+++ GIVEN ENTRIES +++

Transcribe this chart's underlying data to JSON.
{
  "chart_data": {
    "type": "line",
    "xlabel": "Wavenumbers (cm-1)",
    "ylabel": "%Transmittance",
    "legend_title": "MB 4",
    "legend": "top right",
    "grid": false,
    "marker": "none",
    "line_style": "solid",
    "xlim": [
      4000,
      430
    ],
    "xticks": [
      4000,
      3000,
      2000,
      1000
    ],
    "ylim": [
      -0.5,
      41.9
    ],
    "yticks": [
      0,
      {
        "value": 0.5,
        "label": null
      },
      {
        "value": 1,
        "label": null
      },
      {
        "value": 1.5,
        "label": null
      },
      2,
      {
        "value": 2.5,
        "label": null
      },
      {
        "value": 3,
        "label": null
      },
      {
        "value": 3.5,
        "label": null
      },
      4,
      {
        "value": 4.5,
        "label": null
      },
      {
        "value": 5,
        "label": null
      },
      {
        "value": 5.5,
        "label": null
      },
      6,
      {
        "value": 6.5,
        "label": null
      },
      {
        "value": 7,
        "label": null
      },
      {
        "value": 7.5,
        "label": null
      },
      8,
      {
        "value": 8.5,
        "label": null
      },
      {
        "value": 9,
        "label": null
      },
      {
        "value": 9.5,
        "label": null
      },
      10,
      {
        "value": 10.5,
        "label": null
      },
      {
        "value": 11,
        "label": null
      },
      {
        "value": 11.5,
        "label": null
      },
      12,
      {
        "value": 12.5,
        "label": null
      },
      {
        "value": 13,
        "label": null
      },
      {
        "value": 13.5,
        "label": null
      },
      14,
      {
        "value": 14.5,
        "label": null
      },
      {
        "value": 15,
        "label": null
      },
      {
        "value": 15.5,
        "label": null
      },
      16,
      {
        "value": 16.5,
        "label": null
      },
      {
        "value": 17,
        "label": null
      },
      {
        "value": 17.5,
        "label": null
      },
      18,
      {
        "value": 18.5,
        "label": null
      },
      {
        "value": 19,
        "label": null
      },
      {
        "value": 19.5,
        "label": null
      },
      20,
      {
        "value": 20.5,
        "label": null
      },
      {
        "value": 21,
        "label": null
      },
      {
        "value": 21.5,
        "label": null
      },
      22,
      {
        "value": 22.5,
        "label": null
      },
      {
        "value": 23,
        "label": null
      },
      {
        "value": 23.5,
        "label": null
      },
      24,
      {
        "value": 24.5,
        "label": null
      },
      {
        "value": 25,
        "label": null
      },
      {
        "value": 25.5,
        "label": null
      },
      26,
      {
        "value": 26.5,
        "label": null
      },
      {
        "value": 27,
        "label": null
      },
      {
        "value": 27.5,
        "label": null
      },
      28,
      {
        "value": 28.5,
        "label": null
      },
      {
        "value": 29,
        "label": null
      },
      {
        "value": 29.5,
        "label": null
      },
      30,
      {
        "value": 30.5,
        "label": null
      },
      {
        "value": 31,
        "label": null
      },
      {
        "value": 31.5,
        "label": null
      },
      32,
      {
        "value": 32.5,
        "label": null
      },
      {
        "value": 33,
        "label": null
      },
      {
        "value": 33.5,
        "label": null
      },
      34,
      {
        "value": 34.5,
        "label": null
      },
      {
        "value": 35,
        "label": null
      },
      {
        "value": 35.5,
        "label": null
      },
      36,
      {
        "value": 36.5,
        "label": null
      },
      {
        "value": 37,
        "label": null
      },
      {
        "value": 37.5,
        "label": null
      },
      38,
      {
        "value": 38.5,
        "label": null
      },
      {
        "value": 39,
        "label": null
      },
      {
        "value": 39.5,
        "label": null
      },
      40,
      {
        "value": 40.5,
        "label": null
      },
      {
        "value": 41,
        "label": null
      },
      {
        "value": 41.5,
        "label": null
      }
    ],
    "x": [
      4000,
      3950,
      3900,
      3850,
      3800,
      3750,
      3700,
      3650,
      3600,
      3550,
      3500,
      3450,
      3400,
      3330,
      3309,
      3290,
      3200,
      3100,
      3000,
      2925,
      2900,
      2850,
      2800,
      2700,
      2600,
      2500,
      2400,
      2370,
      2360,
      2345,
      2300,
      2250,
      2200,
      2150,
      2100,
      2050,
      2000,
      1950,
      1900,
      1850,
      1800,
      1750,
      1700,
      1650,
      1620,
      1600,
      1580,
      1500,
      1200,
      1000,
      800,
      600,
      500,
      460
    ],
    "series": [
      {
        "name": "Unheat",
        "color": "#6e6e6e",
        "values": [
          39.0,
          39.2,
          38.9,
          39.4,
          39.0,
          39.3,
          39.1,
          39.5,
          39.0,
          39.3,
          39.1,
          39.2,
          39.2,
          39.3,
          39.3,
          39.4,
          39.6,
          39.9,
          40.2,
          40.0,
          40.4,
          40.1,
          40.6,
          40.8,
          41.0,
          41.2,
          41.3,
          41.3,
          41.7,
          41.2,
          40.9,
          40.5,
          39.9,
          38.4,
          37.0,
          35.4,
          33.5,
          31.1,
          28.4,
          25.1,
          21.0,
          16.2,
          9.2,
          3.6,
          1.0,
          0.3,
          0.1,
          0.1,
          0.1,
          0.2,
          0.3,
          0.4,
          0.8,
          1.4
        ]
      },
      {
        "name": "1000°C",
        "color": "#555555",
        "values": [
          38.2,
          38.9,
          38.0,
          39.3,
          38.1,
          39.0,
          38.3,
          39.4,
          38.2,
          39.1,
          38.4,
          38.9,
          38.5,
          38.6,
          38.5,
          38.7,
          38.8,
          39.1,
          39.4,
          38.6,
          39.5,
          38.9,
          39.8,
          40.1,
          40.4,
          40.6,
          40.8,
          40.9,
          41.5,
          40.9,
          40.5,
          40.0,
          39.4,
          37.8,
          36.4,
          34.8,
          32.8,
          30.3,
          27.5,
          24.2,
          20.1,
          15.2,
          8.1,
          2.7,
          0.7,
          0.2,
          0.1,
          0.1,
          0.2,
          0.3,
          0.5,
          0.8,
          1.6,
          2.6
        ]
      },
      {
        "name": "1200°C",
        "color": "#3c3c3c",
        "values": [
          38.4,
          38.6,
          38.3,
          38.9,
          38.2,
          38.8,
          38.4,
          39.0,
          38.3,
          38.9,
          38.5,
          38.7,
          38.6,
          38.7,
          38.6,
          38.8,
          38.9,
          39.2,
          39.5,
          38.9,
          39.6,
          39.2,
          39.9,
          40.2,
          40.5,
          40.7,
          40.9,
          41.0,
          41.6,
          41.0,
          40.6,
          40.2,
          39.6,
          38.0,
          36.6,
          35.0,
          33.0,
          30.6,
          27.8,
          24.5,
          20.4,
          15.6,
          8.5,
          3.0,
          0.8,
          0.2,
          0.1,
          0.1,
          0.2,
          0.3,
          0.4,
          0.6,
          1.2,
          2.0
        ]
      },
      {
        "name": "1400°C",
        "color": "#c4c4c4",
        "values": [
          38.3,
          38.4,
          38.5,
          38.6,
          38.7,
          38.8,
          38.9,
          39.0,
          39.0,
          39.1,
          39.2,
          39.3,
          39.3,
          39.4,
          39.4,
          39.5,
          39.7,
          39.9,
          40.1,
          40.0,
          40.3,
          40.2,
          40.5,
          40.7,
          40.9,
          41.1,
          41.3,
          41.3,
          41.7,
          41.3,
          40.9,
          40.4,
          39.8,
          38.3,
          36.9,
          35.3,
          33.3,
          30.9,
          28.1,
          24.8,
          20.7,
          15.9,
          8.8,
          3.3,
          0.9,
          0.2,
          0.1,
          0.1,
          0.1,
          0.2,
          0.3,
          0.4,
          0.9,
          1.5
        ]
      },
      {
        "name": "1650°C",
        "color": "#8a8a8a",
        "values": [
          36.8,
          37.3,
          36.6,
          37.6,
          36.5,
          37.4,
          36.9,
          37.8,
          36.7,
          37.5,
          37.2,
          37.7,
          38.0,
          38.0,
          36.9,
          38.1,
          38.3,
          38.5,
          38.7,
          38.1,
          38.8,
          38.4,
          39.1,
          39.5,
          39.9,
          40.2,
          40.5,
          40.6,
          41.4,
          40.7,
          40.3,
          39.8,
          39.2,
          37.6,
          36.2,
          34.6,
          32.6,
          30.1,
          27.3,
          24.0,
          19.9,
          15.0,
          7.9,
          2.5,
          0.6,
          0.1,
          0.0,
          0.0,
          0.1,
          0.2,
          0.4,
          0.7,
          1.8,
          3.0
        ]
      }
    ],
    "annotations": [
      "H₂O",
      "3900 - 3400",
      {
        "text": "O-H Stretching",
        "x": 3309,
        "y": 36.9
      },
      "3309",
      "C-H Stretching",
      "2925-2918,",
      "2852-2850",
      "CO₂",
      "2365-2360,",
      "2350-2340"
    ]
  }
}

+++

**PROBLEM STATEMENT**.
Read the data above. Pull out each line in which the string "color" appears.

**TASK ANSWER**.
        "color": "#6e6e6e",
        "color": "#555555",
        "color": "#3c3c3c",
        "color": "#c4c4c4",
        "color": "#8a8a8a",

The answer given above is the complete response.